_Written request_
Pick out every line that holds the string "this" and copy it.

┏━━

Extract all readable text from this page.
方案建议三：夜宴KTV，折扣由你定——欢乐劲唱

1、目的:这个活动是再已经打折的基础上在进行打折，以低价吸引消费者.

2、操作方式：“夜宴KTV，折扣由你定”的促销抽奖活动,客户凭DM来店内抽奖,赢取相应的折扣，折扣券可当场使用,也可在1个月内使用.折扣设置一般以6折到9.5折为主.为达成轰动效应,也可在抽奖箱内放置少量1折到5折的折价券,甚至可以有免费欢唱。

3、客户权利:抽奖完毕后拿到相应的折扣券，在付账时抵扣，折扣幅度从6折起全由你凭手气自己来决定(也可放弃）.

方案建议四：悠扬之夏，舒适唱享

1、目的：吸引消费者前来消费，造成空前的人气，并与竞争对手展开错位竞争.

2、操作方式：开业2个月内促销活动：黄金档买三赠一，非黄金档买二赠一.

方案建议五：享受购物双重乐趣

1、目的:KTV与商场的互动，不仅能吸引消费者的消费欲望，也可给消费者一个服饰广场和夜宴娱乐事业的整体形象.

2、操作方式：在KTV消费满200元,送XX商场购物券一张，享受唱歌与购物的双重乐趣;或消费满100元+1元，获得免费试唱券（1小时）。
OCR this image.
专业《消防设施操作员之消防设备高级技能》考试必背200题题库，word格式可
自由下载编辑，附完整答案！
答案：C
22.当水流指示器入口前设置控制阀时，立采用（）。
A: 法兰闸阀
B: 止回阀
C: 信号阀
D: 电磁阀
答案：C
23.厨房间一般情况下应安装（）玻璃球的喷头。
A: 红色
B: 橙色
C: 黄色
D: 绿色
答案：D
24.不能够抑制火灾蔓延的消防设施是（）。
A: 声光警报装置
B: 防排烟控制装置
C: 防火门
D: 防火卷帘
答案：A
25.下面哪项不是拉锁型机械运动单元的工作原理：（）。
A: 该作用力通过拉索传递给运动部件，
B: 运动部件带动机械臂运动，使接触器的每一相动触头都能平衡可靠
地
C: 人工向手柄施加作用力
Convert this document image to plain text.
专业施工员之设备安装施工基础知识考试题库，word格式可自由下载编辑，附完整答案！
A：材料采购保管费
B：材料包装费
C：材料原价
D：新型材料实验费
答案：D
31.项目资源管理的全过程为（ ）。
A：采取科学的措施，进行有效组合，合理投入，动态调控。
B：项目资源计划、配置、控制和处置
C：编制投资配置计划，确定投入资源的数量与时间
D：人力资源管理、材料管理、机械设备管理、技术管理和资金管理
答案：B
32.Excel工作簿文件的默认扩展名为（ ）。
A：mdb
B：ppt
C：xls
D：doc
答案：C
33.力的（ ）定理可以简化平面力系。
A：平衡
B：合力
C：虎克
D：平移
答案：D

┗━━

_Reply to the exercise_
Extract all readable text from this page.
OCR this image.
Convert this document image to plain text.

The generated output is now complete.